# Goal:
Retype all of the entries word for word.

# Supplied data:

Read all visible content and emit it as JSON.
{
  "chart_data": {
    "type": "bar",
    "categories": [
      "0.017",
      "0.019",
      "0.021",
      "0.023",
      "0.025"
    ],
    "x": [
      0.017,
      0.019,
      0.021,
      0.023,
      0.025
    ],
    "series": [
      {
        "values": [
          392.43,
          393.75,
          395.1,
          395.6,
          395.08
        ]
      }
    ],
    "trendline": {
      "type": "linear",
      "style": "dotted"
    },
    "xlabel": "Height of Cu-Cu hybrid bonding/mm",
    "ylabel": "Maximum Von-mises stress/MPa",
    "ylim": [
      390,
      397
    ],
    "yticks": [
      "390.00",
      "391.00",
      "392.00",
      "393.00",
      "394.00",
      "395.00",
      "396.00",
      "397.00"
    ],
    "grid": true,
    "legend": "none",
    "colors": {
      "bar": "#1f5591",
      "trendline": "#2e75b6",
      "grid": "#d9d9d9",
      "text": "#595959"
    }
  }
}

# Task answer:
Read all visible content and emit it as JSON.
{
  "chart_data": {
    "type": "bar",
    "categories": [
      "0.017",
      "0.019",
      "0.021",
      "0.023",
      "0.025"
    ],
    "x": [
      0.017,
      0.019,
      0.021,
      0.023,
      0.025
    ],
    "series": [
      {
        "values": [
          392.43,
          393.75,
          395.1,
          395.6,
          395.08
        ]
      }
    ],
    "trendline": {
      "type": "linear",
      "style": "dotted"
    },
    "xlabel": "Height of Cu-Cu hybrid bonding/mm",
    "ylabel": "Maximum Von-mises stress/MPa",
    "ylim": [
      390,
      397
    ],
    "yticks": [
      "390.00",
      "391.00",
      "392.00",
      "393.00",
      "394.00",
      "395.00",
      "396.00",
      "397.00"
    ],
    "grid": true,
    "legend": "none",
    "colors": {
      "bar": "#1f5591",
      "trendline": "#2e75b6",
      "grid": "#d9d9d9",
      "text": "#595959"
    }
  }
}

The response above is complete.